### WHAT YOU WILL DO
Lines containing the word "поки" should be extracted in full.

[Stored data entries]
════════════════

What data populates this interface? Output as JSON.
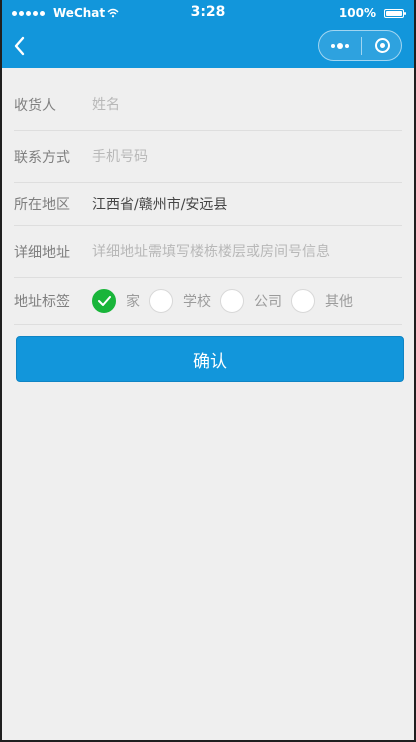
{
  "status_bar": {
    "carrier": "WeChat",
    "time": "3:28",
    "battery": "100%"
  },
  "form": {
    "recipient": {
      "label": "收货人",
      "placeholder": "姓名"
    },
    "contact": {
      "label": "联系方式",
      "placeholder": "手机号码"
    },
    "region": {
      "label": "所在地区",
      "value": "江西省/赣州市/安远县"
    },
    "detail": {
      "label": "详细地址",
      "placeholder": "详细地址需填写楼栋楼层或房间号信息"
    },
    "tag": {
      "label": "地址标签",
      "options": [
        {
          "label": "家",
          "selected": true
        },
        {
          "label": "学校",
          "selected": false
        },
        {
          "label": "公司",
          "selected": false
        },
        {
          "label": "其他",
          "selected": false
        }
      ]
    }
  },
  "actions": {
    "confirm": "确认"
  },
  "icons": {
    "back": "chevron-left-icon",
    "more": "more-dots-icon",
    "close": "target-circle-icon",
    "check": "check-icon",
    "wifi": "wifi-icon",
    "battery": "battery-icon"
  },
  "colors": {
    "header": "#1296db",
    "background": "#efefef",
    "selected": "#19b53a"
  }
}
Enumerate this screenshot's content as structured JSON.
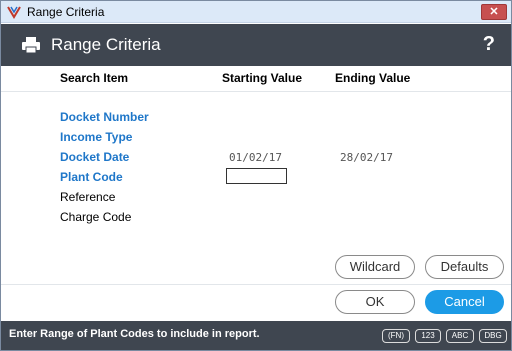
{
  "window": {
    "title": "Range Criteria",
    "close_symbol": "✕"
  },
  "header": {
    "title": "Range Criteria",
    "help_symbol": "?"
  },
  "columns": {
    "search_item": "Search Item",
    "starting_value": "Starting Value",
    "ending_value": "Ending Value"
  },
  "rows": [
    {
      "label": "Docket Number",
      "start": "",
      "end": ""
    },
    {
      "label": "Income Type",
      "start": "",
      "end": ""
    },
    {
      "label": "Docket Date",
      "start": "01/02/17",
      "end": "28/02/17"
    },
    {
      "label": "Plant Code",
      "start": "",
      "end": ""
    },
    {
      "label": "Reference",
      "start": "",
      "end": ""
    },
    {
      "label": "Charge Code",
      "start": "",
      "end": ""
    }
  ],
  "buttons": {
    "wildcard": "Wildcard",
    "defaults": "Defaults",
    "ok": "OK",
    "cancel": "Cancel"
  },
  "status": {
    "message": "Enter Range of Plant Codes to include in report.",
    "indicators": [
      "(FN)",
      "123",
      "ABC",
      "DBG"
    ]
  },
  "colors": {
    "link": "#1f77c9",
    "header_bg": "#3f4650",
    "primary_button": "#1c9be6"
  }
}
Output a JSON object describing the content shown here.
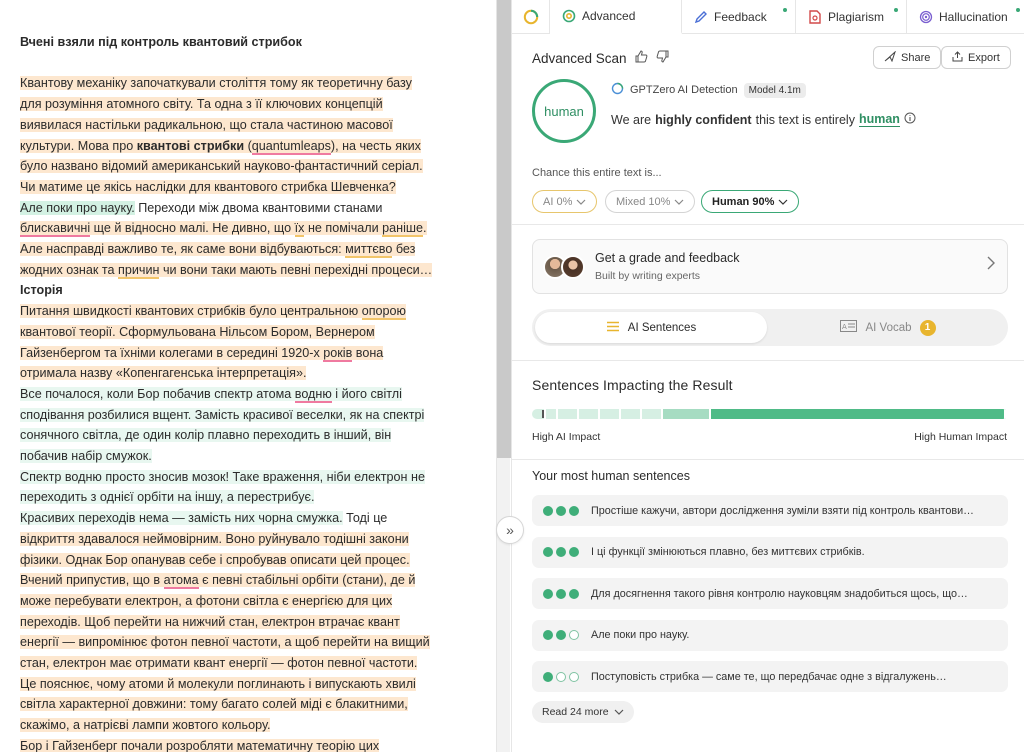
{
  "document": {
    "title": "Вчені взяли під контроль квантовий стрибок",
    "lines": [
      [
        {
          "t": "Квантову механіку започаткували століття тому як теоретичну базу",
          "c": "hl-o"
        }
      ],
      [
        {
          "t": "для розуміння атомного світу. Та одна з її ключових концепцій",
          "c": "hl-o"
        }
      ],
      [
        {
          "t": "виявилася настільки радикальною, що стала частиною масової",
          "c": "hl-o"
        }
      ],
      [
        {
          "t": "культури. Мова про ",
          "c": "hl-o"
        },
        {
          "t": "квантові стрибки",
          "c": "hl-o bold"
        },
        {
          "t": " (",
          "c": "hl-o"
        },
        {
          "t": "quantumleaps",
          "c": "hl-o und-r"
        },
        {
          "t": "), на честь яких",
          "c": "hl-o"
        }
      ],
      [
        {
          "t": "було названо відомий американський науково-фантастичний серіал.",
          "c": "hl-o"
        }
      ],
      [
        {
          "t": "Чи матиме це якісь наслідки для квантового стрибка Шевченка?",
          "c": "hl-o"
        }
      ],
      [
        {
          "t": "Але поки про науку.",
          "c": "hl-g"
        },
        {
          "t": " Переходи між двома квантовими станами",
          "c": ""
        }
      ],
      [
        {
          "t": "блискавичні",
          "c": "hl-o und-r"
        },
        {
          "t": " ще й відносно малі. ",
          "c": "hl-o"
        },
        {
          "t": "Не дивно, що ",
          "c": "hl-o"
        },
        {
          "t": "їх",
          "c": "hl-o und-y"
        },
        {
          "t": " не помічали ",
          "c": "hl-o"
        },
        {
          "t": "раніше",
          "c": "hl-o und-y"
        },
        {
          "t": ".",
          "c": "hl-o"
        }
      ],
      [
        {
          "t": "Але насправді важливо те, як саме вони відбуваються: ",
          "c": "hl-o"
        },
        {
          "t": "миттєво",
          "c": "hl-o und-y"
        },
        {
          "t": " без",
          "c": "hl-o"
        }
      ],
      [
        {
          "t": "жодних ознак та ",
          "c": "hl-o"
        },
        {
          "t": "причин",
          "c": "hl-o und-y"
        },
        {
          "t": " чи вони таки мають певні перехідні процеси…",
          "c": "hl-o"
        }
      ],
      [
        {
          "t": "Історія",
          "c": "bold"
        }
      ],
      [
        {
          "t": "Питання швидкості квантових стрибків було центральною ",
          "c": "hl-o"
        },
        {
          "t": "опорою",
          "c": "hl-o und-y"
        }
      ],
      [
        {
          "t": "квантової теорії. Сформульована Нільсом Бором, Вернером",
          "c": "hl-o"
        }
      ],
      [
        {
          "t": "Гайзенбергом та їхніми колегами в середині 1920-х ",
          "c": "hl-o"
        },
        {
          "t": "років",
          "c": "hl-o und-r"
        },
        {
          "t": " вона",
          "c": "hl-o"
        }
      ],
      [
        {
          "t": "отримала назву «Копенгагенська інтерпретація».",
          "c": "hl-o"
        }
      ],
      [
        {
          "t": "Все почалося, коли Бор побачив спектр атома ",
          "c": "hl-lg"
        },
        {
          "t": "водню",
          "c": "hl-lg und-r"
        },
        {
          "t": " і його світлі",
          "c": "hl-lg"
        }
      ],
      [
        {
          "t": "сподівання розбилися вщент. Замість красивої веселки, як на спектрі",
          "c": "hl-lg"
        }
      ],
      [
        {
          "t": "сонячного світла, де один колір плавно переходить в інший, він",
          "c": "hl-lg"
        }
      ],
      [
        {
          "t": "побачив набір смужок.",
          "c": "hl-lg"
        }
      ],
      [
        {
          "t": "Спектр водню просто зносив мозок! Таке враження, ніби електрон не",
          "c": "hl-lg"
        }
      ],
      [
        {
          "t": "переходить з однієї орбіти на іншу, а перестрибує.",
          "c": "hl-lg"
        }
      ],
      [
        {
          "t": "Красивих переходів нема — замість них чорна смужка.",
          "c": "hl-lg"
        },
        {
          "t": " Тоді це",
          "c": ""
        }
      ],
      [
        {
          "t": "відкриття здавалося неймовірним. ",
          "c": "hl-o"
        },
        {
          "t": "Воно руйнувало тодішні закони",
          "c": "hl-o"
        }
      ],
      [
        {
          "t": "фізики. Однак Бор опанував себе і спробував описати цей процес.",
          "c": "hl-o"
        }
      ],
      [
        {
          "t": "Вчений припустив, що в ",
          "c": "hl-o"
        },
        {
          "t": "атома",
          "c": "hl-o und-r"
        },
        {
          "t": " є певні стабільні орбіти (стани), де й",
          "c": "hl-o"
        }
      ],
      [
        {
          "t": "може перебувати електрон, а фотони світла є енергією для цих",
          "c": "hl-o"
        }
      ],
      [
        {
          "t": "переходів. Щоб перейти на нижчий стан, електрон втрачає квант",
          "c": "hl-o"
        }
      ],
      [
        {
          "t": "енергії — випромінює фотон певної частоти, а щоб перейти на вищий",
          "c": "hl-o"
        }
      ],
      [
        {
          "t": "стан, електрон має отримати квант енергії — фотон певної частоти.",
          "c": "hl-o"
        }
      ],
      [
        {
          "t": "Це пояснює, чому атоми й молекули поглинають і випускають хвилі",
          "c": "hl-o"
        }
      ],
      [
        {
          "t": "світла характерної довжини: тому багато солей міді є блакитними,",
          "c": "hl-o"
        }
      ],
      [
        {
          "t": "скажімо, а натрієві лампи жовтого кольору.",
          "c": "hl-o"
        }
      ],
      [
        {
          "t": "Бор і Гайзенберг почали розробляти математичну теорію цих",
          "c": "hl-o"
        }
      ]
    ]
  },
  "tabs": [
    {
      "label": "Advanced",
      "icon": "advanced-scan-icon",
      "active": true,
      "dot": false
    },
    {
      "label": "Feedback",
      "icon": "feedback-pen-icon",
      "active": false,
      "dot": true
    },
    {
      "label": "Plagiarism",
      "icon": "plagiarism-doc-icon",
      "active": false,
      "dot": true
    },
    {
      "label": "Hallucination",
      "icon": "hallucination-fingerprint-icon",
      "active": false,
      "dot": true
    }
  ],
  "scan": {
    "title": "Advanced Scan",
    "share_label": "Share",
    "export_label": "Export",
    "verdict": "human",
    "detector_name": "GPTZero AI Detection",
    "model_badge": "Model 4.1m",
    "confidence_prefix": "We are",
    "confidence_strong": "highly confident",
    "confidence_middle": "this text is entirely",
    "confidence_verdict": "human",
    "chance_label": "Chance this entire text is...",
    "pills": {
      "ai": "AI 0%",
      "mixed": "Mixed 10%",
      "human": "Human 90%"
    }
  },
  "grade": {
    "title": "Get a grade and feedback",
    "subtitle": "Built by writing experts"
  },
  "toggle": {
    "left_label": "AI Sentences",
    "right_label": "AI Vocab",
    "vocab_count": "1"
  },
  "impact": {
    "title": "Sentences Impacting the Result",
    "low_label": "High AI Impact",
    "high_label": "High Human Impact",
    "segments": [
      {
        "share": 0.03,
        "color": "#d6efe3"
      },
      {
        "share": 0.025,
        "color": "#d6efe3"
      },
      {
        "share": 0.045,
        "color": "#d6efe3"
      },
      {
        "share": 0.045,
        "color": "#d6efe3"
      },
      {
        "share": 0.045,
        "color": "#d6efe3"
      },
      {
        "share": 0.045,
        "color": "#d6efe3"
      },
      {
        "share": 0.045,
        "color": "#d6efe3"
      },
      {
        "share": 0.1,
        "color": "#a6dcc2"
      },
      {
        "share": 0.62,
        "color": "#4fbb87"
      }
    ],
    "marker_position": 0.02
  },
  "most_human": {
    "title": "Your most human sentences",
    "sentences": [
      {
        "text": "Простіше кажучи, автори дослідження зуміли взяти під контроль квантови…",
        "level": 3
      },
      {
        "text": "І ці функції змінюються плавно, без миттєвих стрибків.",
        "level": 3
      },
      {
        "text": "Для досягнення такого рівня контролю науковцям знадобиться щось, що…",
        "level": 3
      },
      {
        "text": "Але поки про науку.",
        "level": 2
      },
      {
        "text": "Поступовість стрибка — саме те, що передбачає одне з відгалужень…",
        "level": 1
      }
    ],
    "read_more": "Read 24 more"
  },
  "colors": {
    "accent_green": "#3aa876",
    "ai_yellow": "#e7c66d",
    "highlight_orange": "#fde7cf",
    "highlight_green": "#d3f1e3"
  }
}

════════════════

### FULL RESPONSE
          "t": "Але поки про науку.",
        "text": "Але поки про науку.",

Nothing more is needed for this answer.